Data entries:
+-------+

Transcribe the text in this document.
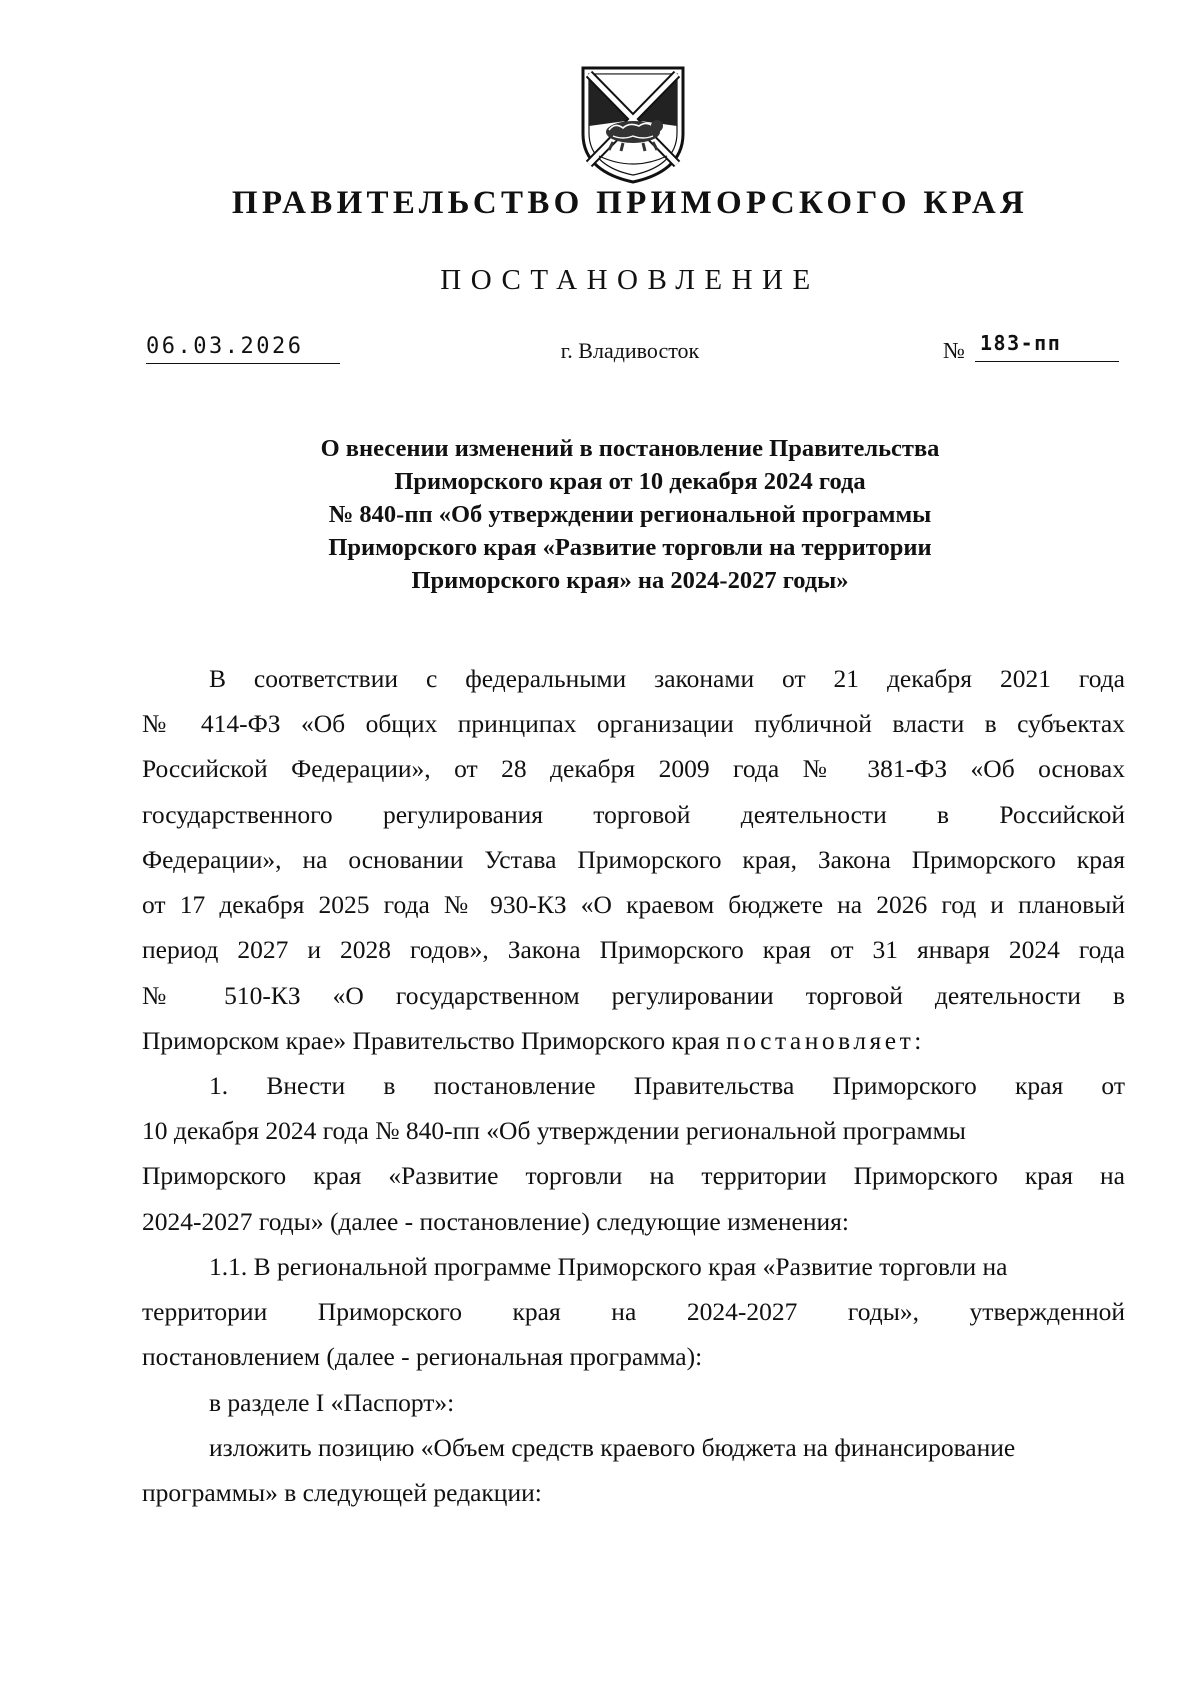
ПРАВИТЕЛЬСТВО ПРИМОРСКОГО КРАЯ
ПОСТАНОВЛЕНИЕ
06.03.2026	г. Владивосток	№ 183-пп
О внесении изменений в постановление Правительства
Приморского края от 10 декабря 2024 года
№ 840-пп «Об утверждении региональной программы
Приморского края «Развитие торговли на территории
Приморского края» на 2024-2027 годы»
В соответствии с федеральными законами от 21 декабря 2021 года
№ 414-ФЗ «Об общих принципах организации публичной власти в субъектах
Российской Федерации», от 28 декабря 2009 года № 381-ФЗ «Об основах
государственного регулирования торговой деятельности в Российской
Федерации», на основании Устава Приморского края, Закона Приморского края
от 17 декабря 2025 года № 930-КЗ «О краевом бюджете на 2026 год и плановый
период 2027 и 2028 годов», Закона Приморского края от 31 января 2024 года
№ 510-КЗ «О государственном регулировании торговой деятельности в
Приморском крае» Правительство Приморского края постановляет:
1. Внести в постановление Правительства Приморского края от
10 декабря 2024 года № 840-пп «Об утверждении региональной программы
Приморского края «Развитие торговли на территории Приморского края на
2024-2027 годы» (далее - постановление) следующие изменения:
1.1. В региональной программе Приморского края «Развитие торговли на
территории Приморского края на 2024-2027 годы», утвержденной
постановлением (далее - региональная программа):
в разделе I «Паспорт»:
изложить позицию «Объем средств краевого бюджета на финансирование
программы» в следующей редакции:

+-------+

== Task brief ==
Copy every line from the records above that contains the word "региональной".

== Exercise answer ==
№ 840-пп «Об утверждении региональной программы
10 декабря 2024 года № 840-пп «Об утверждении региональной программы
1.1. В региональной программе Приморского края «Развитие торговли на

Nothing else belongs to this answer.